Of all the lines in the material, how many contain the word "hàng"? State the number alone.

#### INFORMATION SHOWN

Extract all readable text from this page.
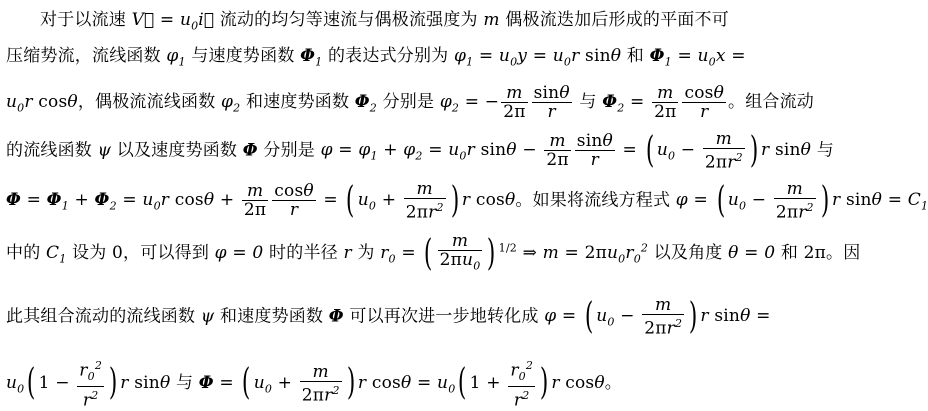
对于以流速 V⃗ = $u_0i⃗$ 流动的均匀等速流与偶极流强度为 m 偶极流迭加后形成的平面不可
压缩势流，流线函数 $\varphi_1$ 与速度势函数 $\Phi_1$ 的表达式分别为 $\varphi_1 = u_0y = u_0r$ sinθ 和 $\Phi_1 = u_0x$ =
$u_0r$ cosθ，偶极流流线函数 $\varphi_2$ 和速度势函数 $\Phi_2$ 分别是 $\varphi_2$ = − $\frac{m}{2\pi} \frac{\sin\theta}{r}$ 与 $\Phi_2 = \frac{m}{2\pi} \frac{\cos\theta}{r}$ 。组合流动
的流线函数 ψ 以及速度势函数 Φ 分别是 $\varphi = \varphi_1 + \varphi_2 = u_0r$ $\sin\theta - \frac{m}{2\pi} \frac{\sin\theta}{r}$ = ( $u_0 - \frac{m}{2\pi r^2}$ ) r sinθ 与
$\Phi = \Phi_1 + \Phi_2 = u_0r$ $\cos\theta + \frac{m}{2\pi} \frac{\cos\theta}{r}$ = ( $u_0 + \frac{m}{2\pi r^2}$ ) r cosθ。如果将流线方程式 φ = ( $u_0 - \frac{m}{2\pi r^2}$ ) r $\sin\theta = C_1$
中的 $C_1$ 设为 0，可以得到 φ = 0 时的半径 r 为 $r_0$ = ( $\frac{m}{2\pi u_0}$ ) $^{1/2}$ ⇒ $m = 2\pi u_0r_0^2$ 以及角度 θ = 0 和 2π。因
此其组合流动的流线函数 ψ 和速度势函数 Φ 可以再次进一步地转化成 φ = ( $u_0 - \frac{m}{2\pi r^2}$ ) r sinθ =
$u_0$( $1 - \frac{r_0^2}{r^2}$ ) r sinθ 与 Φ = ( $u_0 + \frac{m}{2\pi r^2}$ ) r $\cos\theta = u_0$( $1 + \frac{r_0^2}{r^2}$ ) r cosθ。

########
#### INFORMATION SHOWN

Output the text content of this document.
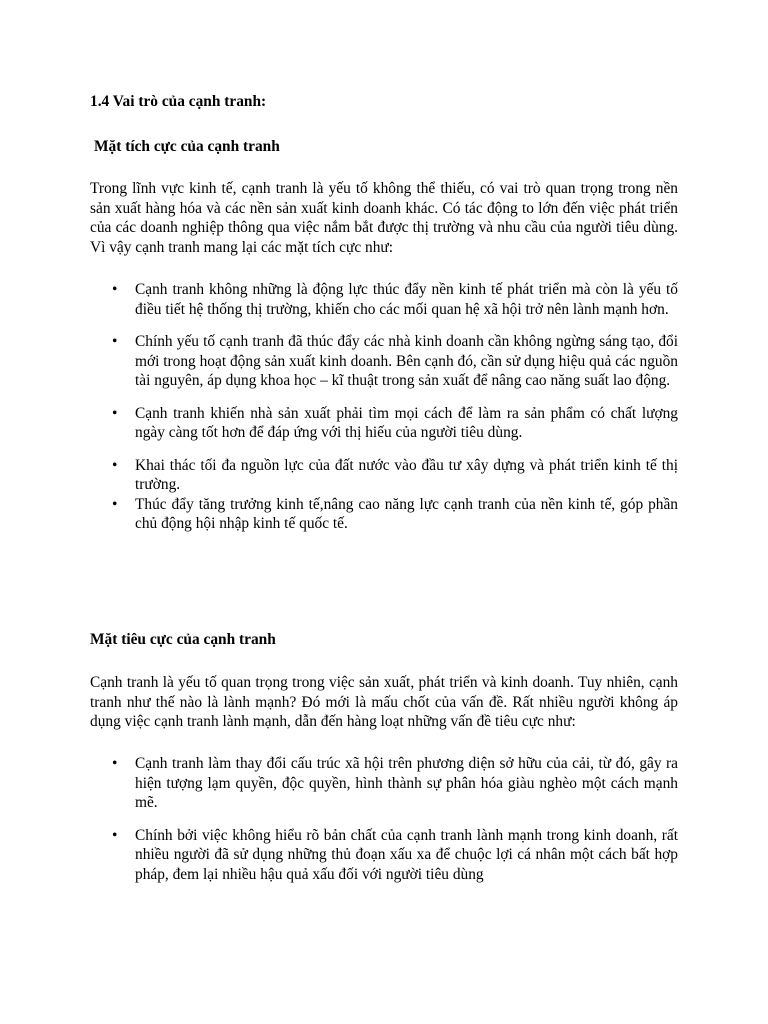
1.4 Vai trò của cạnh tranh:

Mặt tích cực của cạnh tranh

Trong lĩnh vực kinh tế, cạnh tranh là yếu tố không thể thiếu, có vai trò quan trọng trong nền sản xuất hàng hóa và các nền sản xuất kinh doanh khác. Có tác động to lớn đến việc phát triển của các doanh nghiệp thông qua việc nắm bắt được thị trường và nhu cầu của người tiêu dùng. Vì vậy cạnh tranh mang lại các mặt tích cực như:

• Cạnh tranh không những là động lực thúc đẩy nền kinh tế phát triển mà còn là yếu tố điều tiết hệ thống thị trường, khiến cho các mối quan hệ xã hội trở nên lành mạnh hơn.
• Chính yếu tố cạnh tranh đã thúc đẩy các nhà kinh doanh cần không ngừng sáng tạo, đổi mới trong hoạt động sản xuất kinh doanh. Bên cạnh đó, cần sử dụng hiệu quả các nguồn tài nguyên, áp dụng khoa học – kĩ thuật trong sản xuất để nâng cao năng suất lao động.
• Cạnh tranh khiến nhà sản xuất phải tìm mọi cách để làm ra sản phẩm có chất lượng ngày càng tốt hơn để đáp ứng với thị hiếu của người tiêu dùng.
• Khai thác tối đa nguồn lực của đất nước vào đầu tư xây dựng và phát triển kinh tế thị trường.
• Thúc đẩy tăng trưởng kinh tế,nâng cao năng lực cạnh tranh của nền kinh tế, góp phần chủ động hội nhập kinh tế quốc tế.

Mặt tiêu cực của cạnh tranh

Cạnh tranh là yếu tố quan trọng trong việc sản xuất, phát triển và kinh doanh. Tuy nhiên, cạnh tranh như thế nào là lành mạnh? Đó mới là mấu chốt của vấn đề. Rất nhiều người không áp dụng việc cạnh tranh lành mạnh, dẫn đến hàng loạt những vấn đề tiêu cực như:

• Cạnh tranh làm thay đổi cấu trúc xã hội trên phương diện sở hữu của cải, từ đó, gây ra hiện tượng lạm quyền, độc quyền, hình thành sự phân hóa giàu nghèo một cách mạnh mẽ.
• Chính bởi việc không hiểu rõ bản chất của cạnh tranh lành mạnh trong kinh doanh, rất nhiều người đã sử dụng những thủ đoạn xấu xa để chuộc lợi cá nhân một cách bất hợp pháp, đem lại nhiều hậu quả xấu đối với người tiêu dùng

########

• [SOLUTION TO THIS EXERCISE] 2